▸ **Written exercise**: Restate the data exactly as given and keep the pictures out.

## begin

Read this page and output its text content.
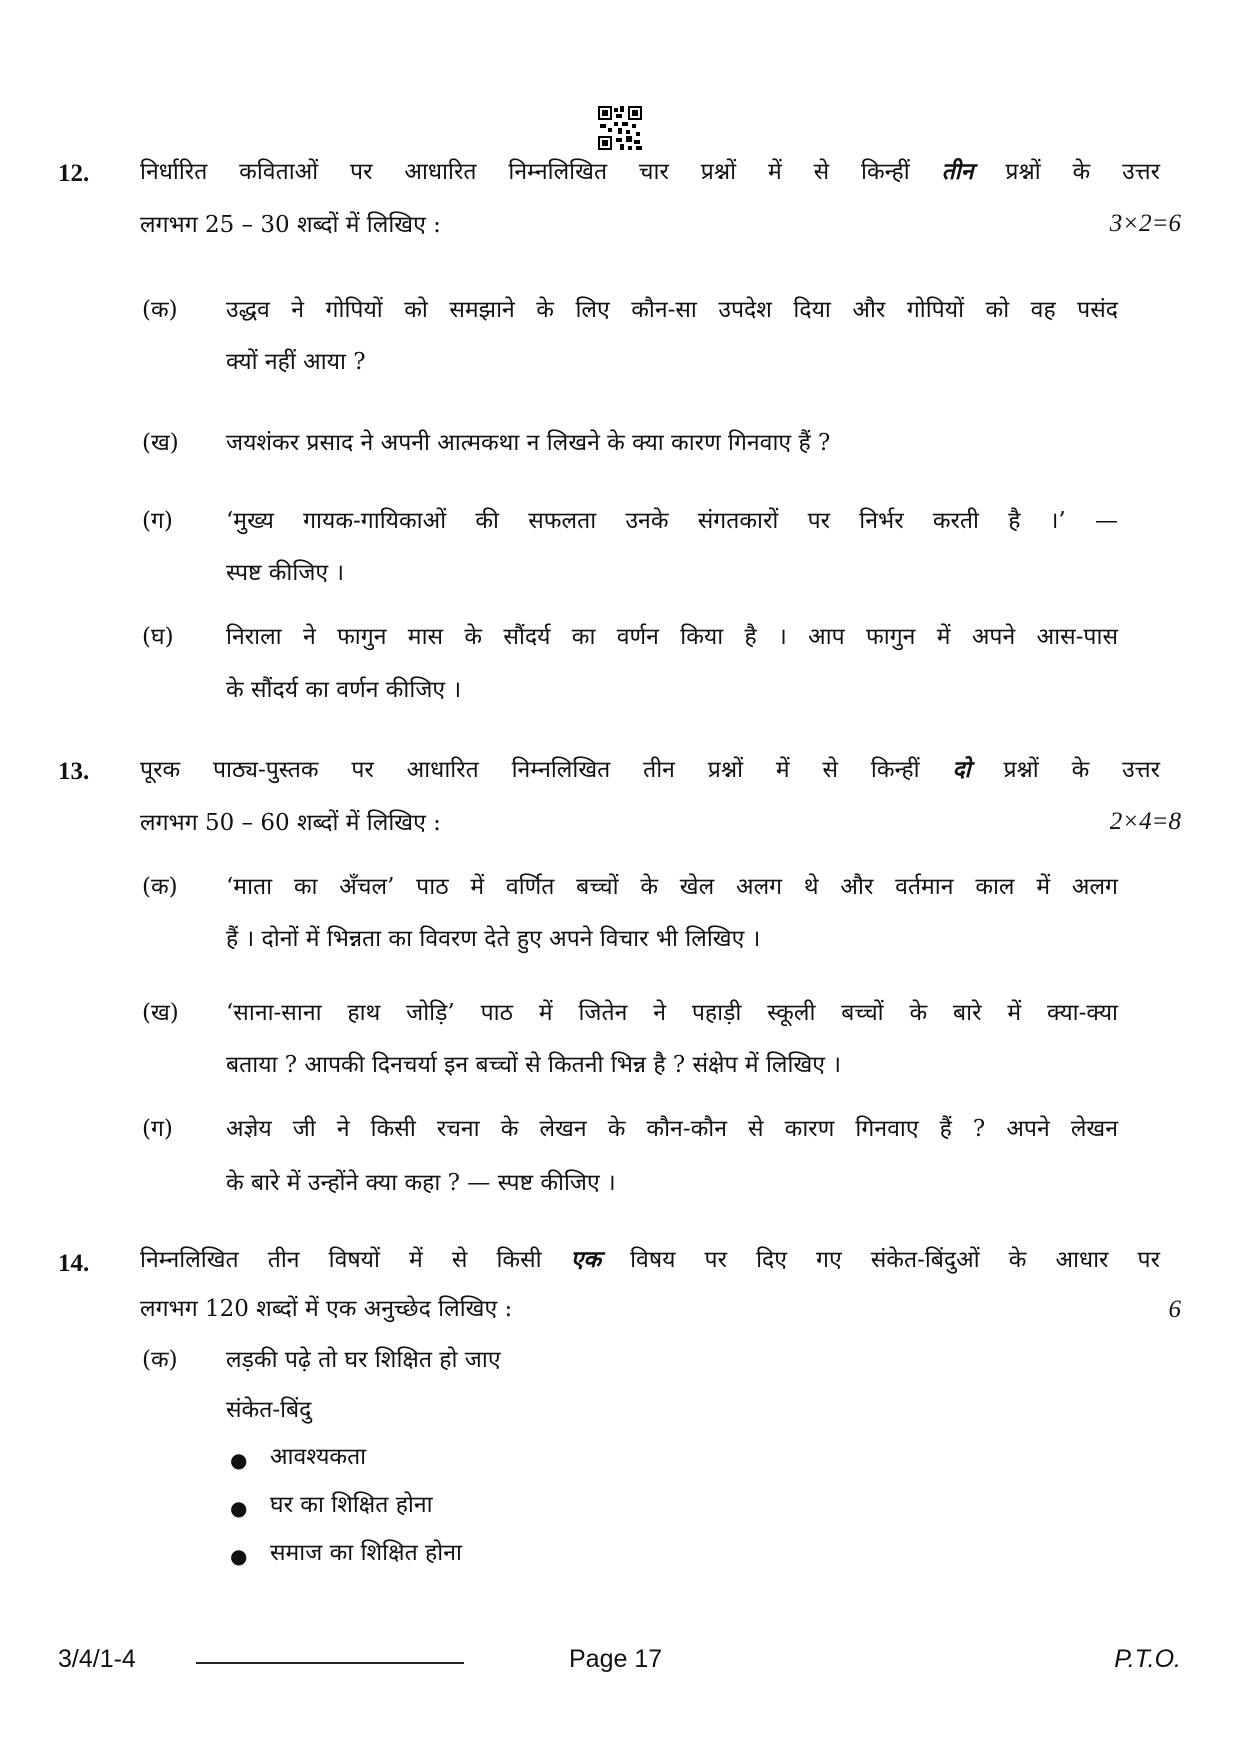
12. निर्धारित कविताओं पर आधारित निम्नलिखित चार प्रश्नों में से किन्हीं तीन प्रश्नों के उत्तर
लगभग 25 – 30 शब्दों में लिखिए :	3×2=6
(क) उद्धव ने गोपियों को समझाने के लिए कौन-सा उपदेश दिया और गोपियों को वह पसंद
क्यों नहीं आया ?
(ख) जयशंकर प्रसाद ने अपनी आत्मकथा न लिखने के क्या कारण गिनवाए हैं ?
(ग) ‘मुख्य गायक-गायिकाओं की सफलता उनके संगतकारों पर निर्भर करती है ।’ —
स्पष्ट कीजिए ।
(घ) निराला ने फागुन मास के सौंदर्य का वर्णन किया है । आप फागुन में अपने आस-पास
के सौंदर्य का वर्णन कीजिए ।
13. पूरक पाठ्य-पुस्तक पर आधारित निम्नलिखित तीन प्रश्नों में से किन्हीं दो प्रश्नों के उत्तर
लगभग 50 – 60 शब्दों में लिखिए :	2×4=8
(क) ‘माता का अँचल’ पाठ में वर्णित बच्चों के खेल अलग थे और वर्तमान काल में अलग
हैं । दोनों में भिन्नता का विवरण देते हुए अपने विचार भी लिखिए ।
(ख) ‘साना-साना हाथ जोड़ि’ पाठ में जितेन ने पहाड़ी स्कूली बच्चों के बारे में क्या-क्या
बताया ? आपकी दिनचर्या इन बच्चों से कितनी भिन्न है ? संक्षेप में लिखिए ।
(ग) अज्ञेय जी ने किसी रचना के लेखन के कौन-कौन से कारण गिनवाए हैं ? अपने लेखन
के बारे में उन्होंने क्या कहा ? — स्पष्ट कीजिए ।
14. निम्नलिखित तीन विषयों में से किसी एक विषय पर दिए गए संकेत-बिंदुओं के आधार पर
लगभग 120 शब्दों में एक अनुच्छेद लिखिए :	6
(क) लड़की पढ़े तो घर शिक्षित हो जाए
संकेत-बिंदु
● आवश्यकता
● घर का शिक्षित होना
● समाज का शिक्षित होना
3/4/1-4	Page 17	P.T.O.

## end

▸ **Answer to the problem**:
Read this page and output its text content.
12. निर्धारित कविताओं पर आधारित निम्नलिखित चार प्रश्नों में से किन्हीं तीन प्रश्नों के उत्तर
लगभग 25 – 30 शब्दों में लिखिए :	3×2=6
(क) उद्धव ने गोपियों को समझाने के लिए कौन-सा उपदेश दिया और गोपियों को वह पसंद
क्यों नहीं आया ?
(ख) जयशंकर प्रसाद ने अपनी आत्मकथा न लिखने के क्या कारण गिनवाए हैं ?
(ग) ‘मुख्य गायक-गायिकाओं की सफलता उनके संगतकारों पर निर्भर करती है ।’ —
स्पष्ट कीजिए ।
(घ) निराला ने फागुन मास के सौंदर्य का वर्णन किया है । आप फागुन में अपने आस-पास
के सौंदर्य का वर्णन कीजिए ।
13. पूरक पाठ्य-पुस्तक पर आधारित निम्नलिखित तीन प्रश्नों में से किन्हीं दो प्रश्नों के उत्तर
लगभग 50 – 60 शब्दों में लिखिए :	2×4=8
(क) ‘माता का अँचल’ पाठ में वर्णित बच्चों के खेल अलग थे और वर्तमान काल में अलग
हैं । दोनों में भिन्नता का विवरण देते हुए अपने विचार भी लिखिए ।
(ख) ‘साना-साना हाथ जोड़ि’ पाठ में जितेन ने पहाड़ी स्कूली बच्चों के बारे में क्या-क्या
बताया ? आपकी दिनचर्या इन बच्चों से कितनी भिन्न है ? संक्षेप में लिखिए ।
(ग) अज्ञेय जी ने किसी रचना के लेखन के कौन-कौन से कारण गिनवाए हैं ? अपने लेखन
के बारे में उन्होंने क्या कहा ? — स्पष्ट कीजिए ।
14. निम्नलिखित तीन विषयों में से किसी एक विषय पर दिए गए संकेत-बिंदुओं के आधार पर
लगभग 120 शब्दों में एक अनुच्छेद लिखिए :	6
(क) लड़की पढ़े तो घर शिक्षित हो जाए
संकेत-बिंदु
● आवश्यकता
● घर का शिक्षित होना
● समाज का शिक्षित होना
3/4/1-4	Page 17	P.T.O.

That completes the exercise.